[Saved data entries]
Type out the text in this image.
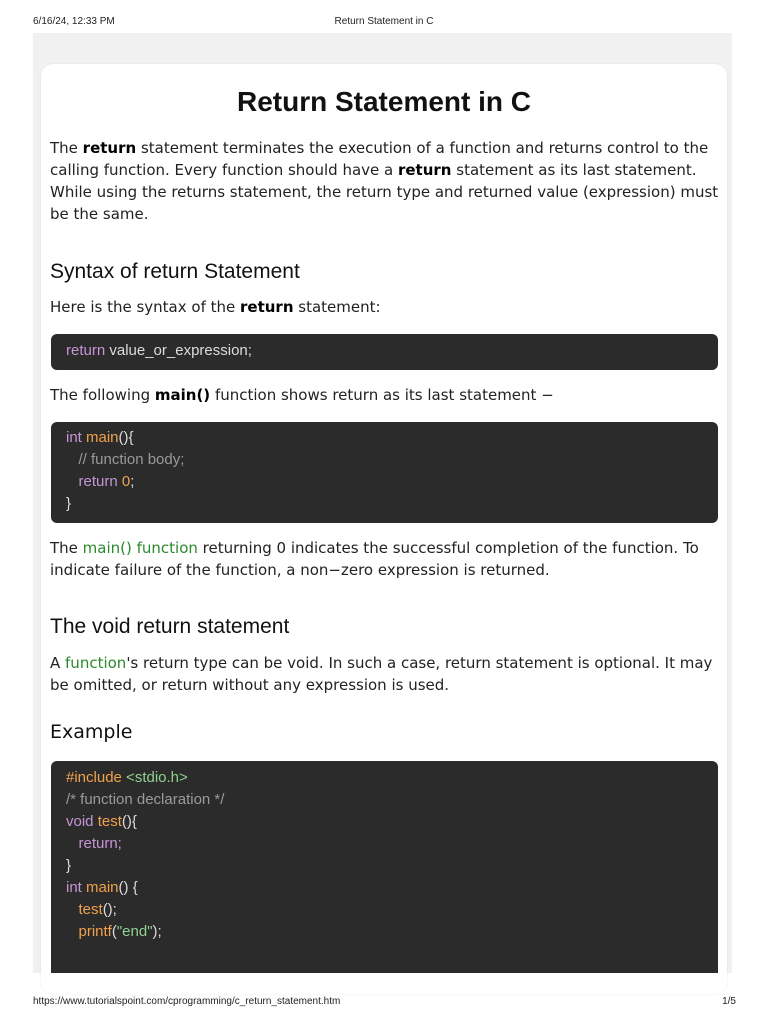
6/16/24, 12:33 PM	Return Statement in C
Return Statement in C

The return statement terminates the execution of a function and returns control to the calling function. Every function should have a return statement as its last statement. While using the returns statement, the return type and returned value (expression) must be the same.

Syntax of return Statement

Here is the syntax of the return statement:

return value_or_expression;

The following main() function shows return as its last statement −

int main(){
// function body;
return 0;
}

The main() function returning 0 indicates the successful completion of the function. To indicate failure of the function, a non−zero expression is returned.

The void return statement

A function's return type can be void. In such a case, return statement is optional. It may be omitted, or return without any expression is used.

Example
#include <stdio.h>
/* function declaration */
void test(){
return;
}
int main() {
test();
printf("end");
https://www.tutorialspoint.com/cprogramming/c_return_statement.htm	1/5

* YOUR GOAL:
Each line above that includes "void" counts once; state the total and nothing more.

* CORRECT OUTPUT:
3